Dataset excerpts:
********************
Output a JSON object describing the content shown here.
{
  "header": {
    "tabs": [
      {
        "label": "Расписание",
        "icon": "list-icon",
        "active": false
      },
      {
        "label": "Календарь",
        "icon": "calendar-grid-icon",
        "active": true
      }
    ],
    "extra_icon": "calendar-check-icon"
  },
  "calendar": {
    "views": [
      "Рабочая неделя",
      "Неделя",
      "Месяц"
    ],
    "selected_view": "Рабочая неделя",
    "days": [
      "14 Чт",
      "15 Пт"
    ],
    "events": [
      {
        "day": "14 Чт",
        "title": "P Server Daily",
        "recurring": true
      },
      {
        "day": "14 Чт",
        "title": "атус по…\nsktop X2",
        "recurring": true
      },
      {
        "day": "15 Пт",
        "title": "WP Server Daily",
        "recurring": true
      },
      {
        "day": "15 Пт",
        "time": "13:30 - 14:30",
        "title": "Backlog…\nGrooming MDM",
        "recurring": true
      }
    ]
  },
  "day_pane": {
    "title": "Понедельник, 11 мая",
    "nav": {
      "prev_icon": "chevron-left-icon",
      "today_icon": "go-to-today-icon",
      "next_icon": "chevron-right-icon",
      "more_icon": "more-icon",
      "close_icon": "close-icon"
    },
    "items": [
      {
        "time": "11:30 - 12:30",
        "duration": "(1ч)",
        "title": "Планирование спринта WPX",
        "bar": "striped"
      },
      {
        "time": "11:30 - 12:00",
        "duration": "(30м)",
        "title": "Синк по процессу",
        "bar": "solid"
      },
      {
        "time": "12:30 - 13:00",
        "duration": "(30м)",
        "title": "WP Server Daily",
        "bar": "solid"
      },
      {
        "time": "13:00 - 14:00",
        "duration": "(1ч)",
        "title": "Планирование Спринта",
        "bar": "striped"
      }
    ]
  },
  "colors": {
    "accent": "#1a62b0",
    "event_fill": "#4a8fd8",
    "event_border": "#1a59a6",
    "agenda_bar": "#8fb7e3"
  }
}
********************
# Instruction
Extract from the data every line where "chevron" shows up.

# Answer below
      "prev_icon": "chevron-left-icon",
      "next_icon": "chevron-right-icon",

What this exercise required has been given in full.